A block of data
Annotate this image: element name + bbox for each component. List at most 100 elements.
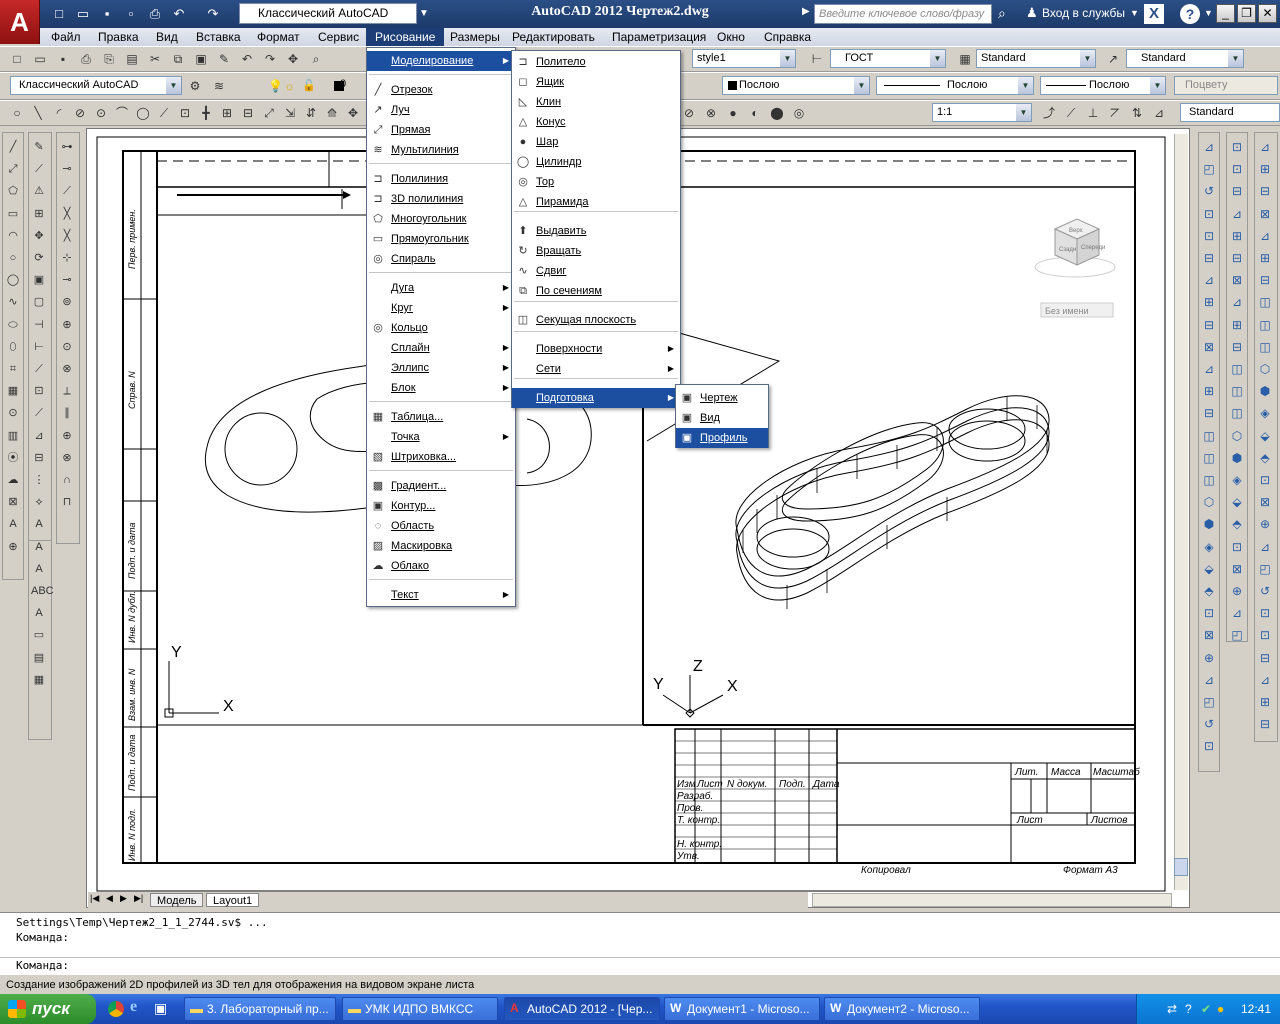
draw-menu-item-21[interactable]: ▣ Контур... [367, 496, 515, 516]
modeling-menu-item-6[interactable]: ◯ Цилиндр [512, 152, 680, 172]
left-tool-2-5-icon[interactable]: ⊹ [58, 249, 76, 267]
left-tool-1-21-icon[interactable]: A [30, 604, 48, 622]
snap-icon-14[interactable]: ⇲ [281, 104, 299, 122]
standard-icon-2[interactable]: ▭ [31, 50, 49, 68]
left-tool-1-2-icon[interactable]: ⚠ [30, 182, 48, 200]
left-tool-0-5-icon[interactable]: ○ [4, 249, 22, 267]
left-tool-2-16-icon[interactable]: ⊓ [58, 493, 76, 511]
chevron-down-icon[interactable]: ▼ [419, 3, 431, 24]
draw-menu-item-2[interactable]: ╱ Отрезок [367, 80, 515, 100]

* _Objective_:
Duplicate every one of these lines precisely as they appear, omitting the pictures from your answer.

* _Expected output_:
Annotate this image: element name + bbox for each component. List at most 100 elements.
draw-menu-item-21[interactable]: ▣ Контур... [367, 496, 515, 516]
modeling-menu-item-6[interactable]: ◯ Цилиндр [512, 152, 680, 172]
left-tool-2-5-icon[interactable]: ⊹ [58, 249, 76, 267]
left-tool-1-21-icon[interactable]: A [30, 604, 48, 622]
snap-icon-14[interactable]: ⇲ [281, 104, 299, 122]
standard-icon-2[interactable]: ▭ [31, 50, 49, 68]
left-tool-1-2-icon[interactable]: ⚠ [30, 182, 48, 200]
left-tool-0-5-icon[interactable]: ○ [4, 249, 22, 267]
left-tool-2-16-icon[interactable]: ⊓ [58, 493, 76, 511]
chevron-down-icon[interactable]: ▼ [419, 3, 431, 24]
draw-menu-item-2[interactable]: ╱ Отрезок [367, 80, 515, 100]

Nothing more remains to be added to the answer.